Written instruction
Would you output the whole listing below, exactly as it reads?
## BEGIN Dataset excerpts
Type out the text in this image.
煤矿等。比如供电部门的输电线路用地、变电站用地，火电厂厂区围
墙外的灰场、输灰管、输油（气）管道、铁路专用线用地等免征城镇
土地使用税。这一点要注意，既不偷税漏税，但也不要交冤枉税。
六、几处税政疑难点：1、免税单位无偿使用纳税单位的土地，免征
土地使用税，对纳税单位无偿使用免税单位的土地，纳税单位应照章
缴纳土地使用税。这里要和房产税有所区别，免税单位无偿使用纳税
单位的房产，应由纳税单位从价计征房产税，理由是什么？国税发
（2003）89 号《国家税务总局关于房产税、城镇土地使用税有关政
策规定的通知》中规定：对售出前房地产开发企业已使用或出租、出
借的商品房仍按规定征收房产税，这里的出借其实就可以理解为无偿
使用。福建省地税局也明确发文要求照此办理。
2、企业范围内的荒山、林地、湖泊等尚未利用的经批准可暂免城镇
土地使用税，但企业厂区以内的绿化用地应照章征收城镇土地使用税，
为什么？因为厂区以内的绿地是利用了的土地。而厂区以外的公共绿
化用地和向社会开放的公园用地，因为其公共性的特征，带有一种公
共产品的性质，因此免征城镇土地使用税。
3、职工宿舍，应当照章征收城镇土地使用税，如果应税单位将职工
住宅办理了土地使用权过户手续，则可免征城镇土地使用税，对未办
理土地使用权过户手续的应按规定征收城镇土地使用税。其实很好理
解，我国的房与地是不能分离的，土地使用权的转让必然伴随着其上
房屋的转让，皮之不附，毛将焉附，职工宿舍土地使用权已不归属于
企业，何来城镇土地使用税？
## END Dataset excerpts
Result below
Type out the text in this image.
煤矿等。比如供电部门的输电线路用地、变电站用地，火电厂厂区围
墙外的灰场、输灰管、输油（气）管道、铁路专用线用地等免征城镇
土地使用税。这一点要注意，既不偷税漏税，但也不要交冤枉税。
六、几处税政疑难点：1、免税单位无偿使用纳税单位的土地，免征
土地使用税，对纳税单位无偿使用免税单位的土地，纳税单位应照章
缴纳土地使用税。这里要和房产税有所区别，免税单位无偿使用纳税
单位的房产，应由纳税单位从价计征房产税，理由是什么？国税发
（2003）89 号《国家税务总局关于房产税、城镇土地使用税有关政
策规定的通知》中规定：对售出前房地产开发企业已使用或出租、出
借的商品房仍按规定征收房产税，这里的出借其实就可以理解为无偿
使用。福建省地税局也明确发文要求照此办理。
2、企业范围内的荒山、林地、湖泊等尚未利用的经批准可暂免城镇
土地使用税，但企业厂区以内的绿化用地应照章征收城镇土地使用税，
为什么？因为厂区以内的绿地是利用了的土地。而厂区以外的公共绿
化用地和向社会开放的公园用地，因为其公共性的特征，带有一种公
共产品的性质，因此免征城镇土地使用税。
3、职工宿舍，应当照章征收城镇土地使用税，如果应税单位将职工
住宅办理了土地使用权过户手续，则可免征城镇土地使用税，对未办
理土地使用权过户手续的应按规定征收城镇土地使用税。其实很好理
解，我国的房与地是不能分离的，土地使用权的转让必然伴随着其上
房屋的转让，皮之不附，毛将焉附，职工宿舍土地使用权已不归属于
企业，何来城镇土地使用税？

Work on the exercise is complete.